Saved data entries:
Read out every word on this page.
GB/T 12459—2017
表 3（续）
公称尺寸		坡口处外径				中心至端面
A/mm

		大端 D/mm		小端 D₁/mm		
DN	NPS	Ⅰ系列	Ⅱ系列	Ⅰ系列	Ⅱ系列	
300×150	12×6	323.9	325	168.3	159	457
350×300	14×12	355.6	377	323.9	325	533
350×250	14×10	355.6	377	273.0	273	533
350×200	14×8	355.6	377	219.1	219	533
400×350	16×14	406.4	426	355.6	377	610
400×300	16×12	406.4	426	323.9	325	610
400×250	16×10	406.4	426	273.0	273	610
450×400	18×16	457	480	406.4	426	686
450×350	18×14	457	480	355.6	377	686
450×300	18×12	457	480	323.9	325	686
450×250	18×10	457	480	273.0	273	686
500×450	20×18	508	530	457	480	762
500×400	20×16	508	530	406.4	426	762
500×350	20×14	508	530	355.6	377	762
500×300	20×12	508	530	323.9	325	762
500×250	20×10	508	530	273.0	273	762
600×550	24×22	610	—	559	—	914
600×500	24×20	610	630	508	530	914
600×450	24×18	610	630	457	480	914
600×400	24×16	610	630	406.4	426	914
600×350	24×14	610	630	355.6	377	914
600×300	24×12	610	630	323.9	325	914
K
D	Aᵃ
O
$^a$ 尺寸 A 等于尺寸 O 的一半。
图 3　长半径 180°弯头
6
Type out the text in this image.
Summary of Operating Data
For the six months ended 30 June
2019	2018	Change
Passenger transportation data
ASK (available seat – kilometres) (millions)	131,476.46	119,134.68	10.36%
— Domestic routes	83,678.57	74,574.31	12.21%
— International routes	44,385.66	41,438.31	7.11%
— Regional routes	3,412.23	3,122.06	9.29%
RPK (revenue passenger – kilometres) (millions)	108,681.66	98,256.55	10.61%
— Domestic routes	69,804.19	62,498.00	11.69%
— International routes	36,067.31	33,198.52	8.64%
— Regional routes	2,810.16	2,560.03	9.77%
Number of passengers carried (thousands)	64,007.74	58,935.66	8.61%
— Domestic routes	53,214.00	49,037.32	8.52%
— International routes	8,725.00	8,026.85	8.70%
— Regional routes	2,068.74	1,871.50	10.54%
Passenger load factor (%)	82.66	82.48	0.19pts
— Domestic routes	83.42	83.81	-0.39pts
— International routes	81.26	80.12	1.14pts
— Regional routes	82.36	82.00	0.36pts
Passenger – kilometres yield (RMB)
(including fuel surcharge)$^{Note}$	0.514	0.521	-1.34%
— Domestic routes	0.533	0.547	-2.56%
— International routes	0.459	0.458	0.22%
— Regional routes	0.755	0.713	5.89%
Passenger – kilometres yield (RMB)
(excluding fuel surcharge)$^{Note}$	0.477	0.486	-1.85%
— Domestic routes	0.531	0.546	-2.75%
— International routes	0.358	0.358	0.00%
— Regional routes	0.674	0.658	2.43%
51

GIVEN INSTRUCTION:
Filter the records for lines holding the string "Regional". Copy each one.

ANSWER BELOW:
— Regional routes	3,412.23	3,122.06	9.29%
— Regional routes	2,810.16	2,560.03	9.77%
— Regional routes	2,068.74	1,871.50	10.54%
— Regional routes	82.36	82.00	0.36pts
— Regional routes	0.755	0.713	5.89%
— Regional routes	0.674	0.658	2.43%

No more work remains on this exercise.